What the exercise asks
Every record should be written out exactly, with the pictures left out.

Working data
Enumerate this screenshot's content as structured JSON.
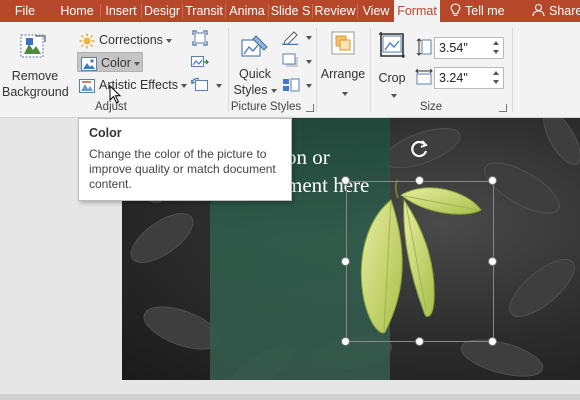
{
  "tabs": [
    {
      "label": "File",
      "active": false
    },
    {
      "label": "Home",
      "active": false
    },
    {
      "label": "Insert",
      "active": false
    },
    {
      "label": "Design",
      "active": false
    },
    {
      "label": "Transitions",
      "active": false
    },
    {
      "label": "Animations",
      "active": false
    },
    {
      "label": "Slide Show",
      "active": false
    },
    {
      "label": "Review",
      "active": false
    },
    {
      "label": "View",
      "active": false
    },
    {
      "label": "Format",
      "active": true
    }
  ],
  "tabs_display": [
    "File",
    "Home",
    "Insert",
    "Desigr",
    "Transit",
    "Anima",
    "Slide S",
    "Review",
    "View",
    "Format"
  ],
  "tell_me": "Tell me",
  "share": "Share",
  "ribbon": {
    "remove_background_line1": "Remove",
    "remove_background_line2": "Background",
    "corrections": "Corrections",
    "color": "Color",
    "artistic_effects": "Artistic Effects",
    "adjust_label": "Adjust",
    "quick_styles_line1": "Quick",
    "quick_styles_line2": "Styles",
    "picture_styles_label": "Picture Styles",
    "arrange": "Arrange",
    "crop": "Crop",
    "height_value": "3.54\"",
    "width_value": "3.24\"",
    "size_label": "Size"
  },
  "tooltip": {
    "title": "Color",
    "body": "Change the color of the picture to improve quality or match document content."
  },
  "slide": {
    "text_line1": "on or",
    "text_line2": "ment here"
  },
  "colors": {
    "accent": "#b7472a",
    "ribbon_bg": "#f3f3f3",
    "leaf": "#d2dd7e"
  }
}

The answer
Enumerate this screenshot's content as structured JSON.
{
  "tabs": [
    {
      "label": "File",
      "active": false
    },
    {
      "label": "Home",
      "active": false
    },
    {
      "label": "Insert",
      "active": false
    },
    {
      "label": "Design",
      "active": false
    },
    {
      "label": "Transitions",
      "active": false
    },
    {
      "label": "Animations",
      "active": false
    },
    {
      "label": "Slide Show",
      "active": false
    },
    {
      "label": "Review",
      "active": false
    },
    {
      "label": "View",
      "active": false
    },
    {
      "label": "Format",
      "active": true
    }
  ],
  "tabs_display": [
    "File",
    "Home",
    "Insert",
    "Desigr",
    "Transit",
    "Anima",
    "Slide S",
    "Review",
    "View",
    "Format"
  ],
  "tell_me": "Tell me",
  "share": "Share",
  "ribbon": {
    "remove_background_line1": "Remove",
    "remove_background_line2": "Background",
    "corrections": "Corrections",
    "color": "Color",
    "artistic_effects": "Artistic Effects",
    "adjust_label": "Adjust",
    "quick_styles_line1": "Quick",
    "quick_styles_line2": "Styles",
    "picture_styles_label": "Picture Styles",
    "arrange": "Arrange",
    "crop": "Crop",
    "height_value": "3.54\"",
    "width_value": "3.24\"",
    "size_label": "Size"
  },
  "tooltip": {
    "title": "Color",
    "body": "Change the color of the picture to improve quality or match document content."
  },
  "slide": {
    "text_line1": "on or",
    "text_line2": "ment here"
  },
  "colors": {
    "accent": "#b7472a",
    "ribbon_bg": "#f3f3f3",
    "leaf": "#d2dd7e"
  }
}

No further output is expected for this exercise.